> Your task
Copy each line of the listing below exactly.

> Provided data
──────────────────────────────

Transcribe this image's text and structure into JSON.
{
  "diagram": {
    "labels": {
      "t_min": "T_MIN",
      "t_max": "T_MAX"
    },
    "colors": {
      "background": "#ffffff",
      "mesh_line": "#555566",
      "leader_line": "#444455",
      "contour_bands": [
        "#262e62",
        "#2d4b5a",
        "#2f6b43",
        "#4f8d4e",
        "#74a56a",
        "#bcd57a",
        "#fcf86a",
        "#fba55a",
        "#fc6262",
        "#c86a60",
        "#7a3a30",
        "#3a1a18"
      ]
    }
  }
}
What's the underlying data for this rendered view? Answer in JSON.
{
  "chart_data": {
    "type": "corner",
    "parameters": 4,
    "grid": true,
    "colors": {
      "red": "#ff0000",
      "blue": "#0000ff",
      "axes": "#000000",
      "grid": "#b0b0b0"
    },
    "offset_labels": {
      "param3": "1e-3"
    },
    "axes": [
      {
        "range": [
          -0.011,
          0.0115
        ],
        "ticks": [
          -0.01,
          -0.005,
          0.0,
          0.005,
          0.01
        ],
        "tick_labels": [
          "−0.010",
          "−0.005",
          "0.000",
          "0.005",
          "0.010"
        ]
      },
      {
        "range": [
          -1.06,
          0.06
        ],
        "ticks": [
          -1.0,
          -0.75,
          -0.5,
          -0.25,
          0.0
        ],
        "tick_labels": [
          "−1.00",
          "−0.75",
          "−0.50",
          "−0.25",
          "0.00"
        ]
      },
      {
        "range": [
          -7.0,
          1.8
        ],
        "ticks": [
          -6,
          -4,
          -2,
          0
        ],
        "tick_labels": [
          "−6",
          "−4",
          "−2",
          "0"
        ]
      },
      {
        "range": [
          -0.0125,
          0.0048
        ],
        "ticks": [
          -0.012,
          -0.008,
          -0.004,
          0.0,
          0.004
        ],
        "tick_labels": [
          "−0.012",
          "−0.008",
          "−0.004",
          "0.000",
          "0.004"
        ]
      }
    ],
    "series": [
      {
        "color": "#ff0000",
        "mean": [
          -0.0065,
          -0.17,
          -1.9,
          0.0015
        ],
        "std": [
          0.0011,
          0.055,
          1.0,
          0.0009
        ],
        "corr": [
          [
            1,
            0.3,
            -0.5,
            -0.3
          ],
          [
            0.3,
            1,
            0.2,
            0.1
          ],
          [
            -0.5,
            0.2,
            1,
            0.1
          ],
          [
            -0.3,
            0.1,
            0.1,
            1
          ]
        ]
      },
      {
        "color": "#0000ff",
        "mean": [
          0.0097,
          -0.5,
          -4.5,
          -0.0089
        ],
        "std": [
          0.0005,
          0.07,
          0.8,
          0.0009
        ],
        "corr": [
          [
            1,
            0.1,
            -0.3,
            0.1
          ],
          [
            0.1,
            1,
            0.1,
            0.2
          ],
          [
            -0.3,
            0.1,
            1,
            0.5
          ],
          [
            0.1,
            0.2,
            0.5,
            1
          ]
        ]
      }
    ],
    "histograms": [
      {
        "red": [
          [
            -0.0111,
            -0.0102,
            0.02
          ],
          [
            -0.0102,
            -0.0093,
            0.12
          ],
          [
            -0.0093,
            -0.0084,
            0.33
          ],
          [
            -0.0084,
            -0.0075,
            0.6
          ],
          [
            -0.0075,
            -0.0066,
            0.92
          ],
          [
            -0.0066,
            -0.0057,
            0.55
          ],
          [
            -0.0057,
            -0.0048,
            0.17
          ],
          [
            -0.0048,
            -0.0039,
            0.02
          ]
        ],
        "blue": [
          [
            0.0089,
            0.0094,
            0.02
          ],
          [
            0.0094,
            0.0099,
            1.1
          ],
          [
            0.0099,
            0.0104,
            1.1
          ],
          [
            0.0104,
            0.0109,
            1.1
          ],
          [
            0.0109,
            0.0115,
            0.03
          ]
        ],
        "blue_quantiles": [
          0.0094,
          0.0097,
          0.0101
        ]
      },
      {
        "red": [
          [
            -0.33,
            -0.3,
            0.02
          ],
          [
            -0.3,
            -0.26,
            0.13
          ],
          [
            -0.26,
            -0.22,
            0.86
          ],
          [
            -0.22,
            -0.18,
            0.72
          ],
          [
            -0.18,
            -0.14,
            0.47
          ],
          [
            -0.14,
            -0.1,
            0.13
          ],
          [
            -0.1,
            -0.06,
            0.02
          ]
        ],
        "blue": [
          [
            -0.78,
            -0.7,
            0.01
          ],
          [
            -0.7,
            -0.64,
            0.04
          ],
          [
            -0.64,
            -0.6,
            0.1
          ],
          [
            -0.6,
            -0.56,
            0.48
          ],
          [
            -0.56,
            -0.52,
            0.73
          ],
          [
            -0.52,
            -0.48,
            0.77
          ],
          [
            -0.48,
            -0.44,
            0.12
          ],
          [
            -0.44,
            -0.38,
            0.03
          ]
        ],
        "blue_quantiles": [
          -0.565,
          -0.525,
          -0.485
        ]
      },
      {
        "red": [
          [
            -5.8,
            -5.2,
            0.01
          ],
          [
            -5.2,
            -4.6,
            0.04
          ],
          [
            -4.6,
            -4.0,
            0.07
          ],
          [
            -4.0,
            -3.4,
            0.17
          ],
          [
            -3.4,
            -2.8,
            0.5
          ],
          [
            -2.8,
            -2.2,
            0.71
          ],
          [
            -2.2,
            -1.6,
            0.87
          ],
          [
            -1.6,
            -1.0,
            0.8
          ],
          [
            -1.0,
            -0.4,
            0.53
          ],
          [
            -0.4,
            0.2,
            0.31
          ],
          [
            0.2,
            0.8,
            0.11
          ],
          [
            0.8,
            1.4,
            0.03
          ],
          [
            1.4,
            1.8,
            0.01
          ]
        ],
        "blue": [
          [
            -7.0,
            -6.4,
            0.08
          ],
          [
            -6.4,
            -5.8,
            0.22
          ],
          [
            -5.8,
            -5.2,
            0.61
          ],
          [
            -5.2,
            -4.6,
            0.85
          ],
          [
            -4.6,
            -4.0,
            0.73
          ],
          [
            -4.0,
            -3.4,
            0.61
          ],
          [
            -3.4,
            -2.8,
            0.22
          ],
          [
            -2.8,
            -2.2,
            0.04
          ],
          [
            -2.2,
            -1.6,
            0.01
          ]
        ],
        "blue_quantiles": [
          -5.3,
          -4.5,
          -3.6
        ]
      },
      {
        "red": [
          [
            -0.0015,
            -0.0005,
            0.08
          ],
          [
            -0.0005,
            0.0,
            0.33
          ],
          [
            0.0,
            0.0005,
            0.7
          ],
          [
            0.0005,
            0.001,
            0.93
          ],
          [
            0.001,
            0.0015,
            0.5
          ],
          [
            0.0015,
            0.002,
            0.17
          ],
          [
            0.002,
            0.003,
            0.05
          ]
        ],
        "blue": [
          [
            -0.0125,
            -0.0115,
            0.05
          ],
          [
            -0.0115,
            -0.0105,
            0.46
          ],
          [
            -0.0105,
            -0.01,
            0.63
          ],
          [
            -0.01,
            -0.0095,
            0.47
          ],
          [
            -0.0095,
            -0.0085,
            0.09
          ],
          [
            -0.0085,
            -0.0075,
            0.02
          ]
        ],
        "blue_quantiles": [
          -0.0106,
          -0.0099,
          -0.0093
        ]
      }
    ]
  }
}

──────────────────────────────

> Answer to this exercise
Transcribe this image's text and structure into JSON.
{
  "diagram": {
    "labels": {
      "t_min": "T_MIN",
      "t_max": "T_MAX"
    },
    "colors": {
      "background": "#ffffff",
      "mesh_line": "#555566",
      "leader_line": "#444455",
      "contour_bands": [
        "#262e62",
        "#2d4b5a",
        "#2f6b43",
        "#4f8d4e",
        "#74a56a",
        "#bcd57a",
        "#fcf86a",
        "#fba55a",
        "#fc6262",
        "#c86a60",
        "#7a3a30",
        "#3a1a18"
      ]
    }
  }
}
What's the underlying data for this rendered view? Answer in JSON.
{
  "chart_data": {
    "type": "corner",
    "parameters": 4,
    "grid": true,
    "colors": {
      "red": "#ff0000",
      "blue": "#0000ff",
      "axes": "#000000",
      "grid": "#b0b0b0"
    },
    "offset_labels": {
      "param3": "1e-3"
    },
    "axes": [
      {
        "range": [
          -0.011,
          0.0115
        ],
        "ticks": [
          -0.01,
          -0.005,
          0.0,
          0.005,
          0.01
        ],
        "tick_labels": [
          "−0.010",
          "−0.005",
          "0.000",
          "0.005",
          "0.010"
        ]
      },
      {
        "range": [
          -1.06,
          0.06
        ],
        "ticks": [
          -1.0,
          -0.75,
          -0.5,
          -0.25,
          0.0
        ],
        "tick_labels": [
          "−1.00",
          "−0.75",
          "−0.50",
          "−0.25",
          "0.00"
        ]
      },
      {
        "range": [
          -7.0,
          1.8
        ],
        "ticks": [
          -6,
          -4,
          -2,
          0
        ],
        "tick_labels": [
          "−6",
          "−4",
          "−2",
          "0"
        ]
      },
      {
        "range": [
          -0.0125,
          0.0048
        ],
        "ticks": [
          -0.012,
          -0.008,
          -0.004,
          0.0,
          0.004
        ],
        "tick_labels": [
          "−0.012",
          "−0.008",
          "−0.004",
          "0.000",
          "0.004"
        ]
      }
    ],
    "series": [
      {
        "color": "#ff0000",
        "mean": [
          -0.0065,
          -0.17,
          -1.9,
          0.0015
        ],
        "std": [
          0.0011,
          0.055,
          1.0,
          0.0009
        ],
        "corr": [
          [
            1,
            0.3,
            -0.5,
            -0.3
          ],
          [
            0.3,
            1,
            0.2,
            0.1
          ],
          [
            -0.5,
            0.2,
            1,
            0.1
          ],
          [
            -0.3,
            0.1,
            0.1,
            1
          ]
        ]
      },
      {
        "color": "#0000ff",
        "mean": [
          0.0097,
          -0.5,
          -4.5,
          -0.0089
        ],
        "std": [
          0.0005,
          0.07,
          0.8,
          0.0009
        ],
        "corr": [
          [
            1,
            0.1,
            -0.3,
            0.1
          ],
          [
            0.1,
            1,
            0.1,
            0.2
          ],
          [
            -0.3,
            0.1,
            1,
            0.5
          ],
          [
            0.1,
            0.2,
            0.5,
            1
          ]
        ]
      }
    ],
    "histograms": [
      {
        "red": [
          [
            -0.0111,
            -0.0102,
            0.02
          ],
          [
            -0.0102,
            -0.0093,
            0.12
          ],
          [
            -0.0093,
            -0.0084,
            0.33
          ],
          [
            -0.0084,
            -0.0075,
            0.6
          ],
          [
            -0.0075,
            -0.0066,
            0.92
          ],
          [
            -0.0066,
            -0.0057,
            0.55
          ],
          [
            -0.0057,
            -0.0048,
            0.17
          ],
          [
            -0.0048,
            -0.0039,
            0.02
          ]
        ],
        "blue": [
          [
            0.0089,
            0.0094,
            0.02
          ],
          [
            0.0094,
            0.0099,
            1.1
          ],
          [
            0.0099,
            0.0104,
            1.1
          ],
          [
            0.0104,
            0.0109,
            1.1
          ],
          [
            0.0109,
            0.0115,
            0.03
          ]
        ],
        "blue_quantiles": [
          0.0094,
          0.0097,
          0.0101
        ]
      },
      {
        "red": [
          [
            -0.33,
            -0.3,
            0.02
          ],
          [
            -0.3,
            -0.26,
            0.13
          ],
          [
            -0.26,
            -0.22,
            0.86
          ],
          [
            -0.22,
            -0.18,
            0.72
          ],
          [
            -0.18,
            -0.14,
            0.47
          ],
          [
            -0.14,
            -0.1,
            0.13
          ],
          [
            -0.1,
            -0.06,
            0.02
          ]
        ],
        "blue": [
          [
            -0.78,
            -0.7,
            0.01
          ],
          [
            -0.7,
            -0.64,
            0.04
          ],
          [
            -0.64,
            -0.6,
            0.1
          ],
          [
            -0.6,
            -0.56,
            0.48
          ],
          [
            -0.56,
            -0.52,
            0.73
          ],
          [
            -0.52,
            -0.48,
            0.77
          ],
          [
            -0.48,
            -0.44,
            0.12
          ],
          [
            -0.44,
            -0.38,
            0.03
          ]
        ],
        "blue_quantiles": [
          -0.565,
          -0.525,
          -0.485
        ]
      },
      {
        "red": [
          [
            -5.8,
            -5.2,
            0.01
          ],
          [
            -5.2,
            -4.6,
            0.04
          ],
          [
            -4.6,
            -4.0,
            0.07
          ],
          [
            -4.0,
            -3.4,
            0.17
          ],
          [
            -3.4,
            -2.8,
            0.5
          ],
          [
            -2.8,
            -2.2,
            0.71
          ],
          [
            -2.2,
            -1.6,
            0.87
          ],
          [
            -1.6,
            -1.0,
            0.8
          ],
          [
            -1.0,
            -0.4,
            0.53
          ],
          [
            -0.4,
            0.2,
            0.31
          ],
          [
            0.2,
            0.8,
            0.11
          ],
          [
            0.8,
            1.4,
            0.03
          ],
          [
            1.4,
            1.8,
            0.01
          ]
        ],
        "blue": [
          [
            -7.0,
            -6.4,
            0.08
          ],
          [
            -6.4,
            -5.8,
            0.22
          ],
          [
            -5.8,
            -5.2,
            0.61
          ],
          [
            -5.2,
            -4.6,
            0.85
          ],
          [
            -4.6,
            -4.0,
            0.73
          ],
          [
            -4.0,
            -3.4,
            0.61
          ],
          [
            -3.4,
            -2.8,
            0.22
          ],
          [
            -2.8,
            -2.2,
            0.04
          ],
          [
            -2.2,
            -1.6,
            0.01
          ]
        ],
        "blue_quantiles": [
          -5.3,
          -4.5,
          -3.6
        ]
      },
      {
        "red": [
          [
            -0.0015,
            -0.0005,
            0.08
          ],
          [
            -0.0005,
            0.0,
            0.33
          ],
          [
            0.0,
            0.0005,
            0.7
          ],
          [
            0.0005,
            0.001,
            0.93
          ],
          [
            0.001,
            0.0015,
            0.5
          ],
          [
            0.0015,
            0.002,
            0.17
          ],
          [
            0.002,
            0.003,
            0.05
          ]
        ],
        "blue": [
          [
            -0.0125,
            -0.0115,
            0.05
          ],
          [
            -0.0115,
            -0.0105,
            0.46
          ],
          [
            -0.0105,
            -0.01,
            0.63
          ],
          [
            -0.01,
            -0.0095,
            0.47
          ],
          [
            -0.0095,
            -0.0085,
            0.09
          ],
          [
            -0.0085,
            -0.0075,
            0.02
          ]
        ],
        "blue_quantiles": [
          -0.0106,
          -0.0099,
          -0.0093
        ]
      }
    ]
  }
}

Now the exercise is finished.